══ Data to use
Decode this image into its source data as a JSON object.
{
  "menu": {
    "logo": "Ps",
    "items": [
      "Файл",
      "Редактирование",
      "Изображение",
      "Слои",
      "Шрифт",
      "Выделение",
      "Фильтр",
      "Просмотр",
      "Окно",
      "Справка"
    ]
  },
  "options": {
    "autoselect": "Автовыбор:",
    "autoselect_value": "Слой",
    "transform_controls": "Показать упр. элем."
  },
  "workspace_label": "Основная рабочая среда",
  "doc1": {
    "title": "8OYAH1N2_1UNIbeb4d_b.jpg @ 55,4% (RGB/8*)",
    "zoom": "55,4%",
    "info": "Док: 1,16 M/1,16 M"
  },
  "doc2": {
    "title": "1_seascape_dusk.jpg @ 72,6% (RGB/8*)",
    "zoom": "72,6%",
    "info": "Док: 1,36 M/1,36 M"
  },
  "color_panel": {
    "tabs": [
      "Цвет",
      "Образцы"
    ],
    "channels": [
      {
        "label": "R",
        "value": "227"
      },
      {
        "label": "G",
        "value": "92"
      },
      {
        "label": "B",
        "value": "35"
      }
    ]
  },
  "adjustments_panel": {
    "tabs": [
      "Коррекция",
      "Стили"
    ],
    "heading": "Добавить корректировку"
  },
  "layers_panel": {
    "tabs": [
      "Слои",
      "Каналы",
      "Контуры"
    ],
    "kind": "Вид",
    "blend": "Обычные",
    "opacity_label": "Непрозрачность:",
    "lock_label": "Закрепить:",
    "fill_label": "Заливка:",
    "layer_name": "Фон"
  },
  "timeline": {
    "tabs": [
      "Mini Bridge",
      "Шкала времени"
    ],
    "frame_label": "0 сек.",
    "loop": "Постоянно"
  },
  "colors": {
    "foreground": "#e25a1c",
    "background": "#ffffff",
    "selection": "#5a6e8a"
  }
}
════
> **What you will do**:
Every line containing the string "info" must be listed.

> **Full answer**:
    "info": "Док: 1,16 M/1,16 M"
    "info": "Док: 1,36 M/1,36 M"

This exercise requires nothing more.